** Start of Provided entries **

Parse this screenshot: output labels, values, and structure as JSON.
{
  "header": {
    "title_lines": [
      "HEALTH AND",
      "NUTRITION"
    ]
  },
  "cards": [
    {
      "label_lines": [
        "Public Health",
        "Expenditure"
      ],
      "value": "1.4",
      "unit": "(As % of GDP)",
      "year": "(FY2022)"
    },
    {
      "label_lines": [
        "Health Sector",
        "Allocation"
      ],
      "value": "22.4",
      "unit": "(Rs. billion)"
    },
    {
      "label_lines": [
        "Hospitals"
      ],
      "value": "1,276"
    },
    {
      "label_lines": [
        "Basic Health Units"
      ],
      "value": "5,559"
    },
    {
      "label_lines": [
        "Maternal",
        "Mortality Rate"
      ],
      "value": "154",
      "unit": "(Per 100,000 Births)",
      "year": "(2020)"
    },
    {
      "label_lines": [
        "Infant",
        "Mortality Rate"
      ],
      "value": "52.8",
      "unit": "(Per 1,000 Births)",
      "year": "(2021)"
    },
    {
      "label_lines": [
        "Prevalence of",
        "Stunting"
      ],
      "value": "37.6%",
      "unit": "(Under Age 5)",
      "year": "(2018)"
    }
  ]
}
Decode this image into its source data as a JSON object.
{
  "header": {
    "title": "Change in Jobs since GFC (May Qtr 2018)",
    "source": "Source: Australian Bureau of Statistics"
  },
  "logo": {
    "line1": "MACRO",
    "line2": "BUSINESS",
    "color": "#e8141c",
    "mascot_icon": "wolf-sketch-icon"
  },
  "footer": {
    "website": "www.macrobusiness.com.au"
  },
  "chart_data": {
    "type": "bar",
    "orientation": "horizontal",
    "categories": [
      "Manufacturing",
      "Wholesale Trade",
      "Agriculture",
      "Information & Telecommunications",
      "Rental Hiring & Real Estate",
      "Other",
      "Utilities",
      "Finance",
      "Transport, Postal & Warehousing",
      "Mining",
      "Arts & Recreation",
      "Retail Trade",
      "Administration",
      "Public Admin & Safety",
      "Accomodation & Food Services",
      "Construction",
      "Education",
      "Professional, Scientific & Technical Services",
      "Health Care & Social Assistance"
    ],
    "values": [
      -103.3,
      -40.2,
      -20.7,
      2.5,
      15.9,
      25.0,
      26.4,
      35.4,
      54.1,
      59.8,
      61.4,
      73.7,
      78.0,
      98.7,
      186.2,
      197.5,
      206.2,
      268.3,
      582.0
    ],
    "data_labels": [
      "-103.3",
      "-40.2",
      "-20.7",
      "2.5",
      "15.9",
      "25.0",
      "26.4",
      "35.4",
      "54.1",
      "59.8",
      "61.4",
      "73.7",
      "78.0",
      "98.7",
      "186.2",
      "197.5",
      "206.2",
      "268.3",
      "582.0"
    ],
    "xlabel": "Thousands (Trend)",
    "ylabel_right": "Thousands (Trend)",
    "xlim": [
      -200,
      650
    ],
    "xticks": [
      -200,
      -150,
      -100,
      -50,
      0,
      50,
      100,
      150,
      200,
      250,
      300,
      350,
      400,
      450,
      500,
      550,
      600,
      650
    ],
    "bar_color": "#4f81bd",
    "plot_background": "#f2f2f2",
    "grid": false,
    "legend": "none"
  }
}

** End of Provided entries **

> **Problem requirements**: Isolate each line of the listing above that includes "source". Copy it.

> **Correct answer**:
Decode this image into its source data as a JSON object.
    "source": "Source: Australian Bureau of Statistics"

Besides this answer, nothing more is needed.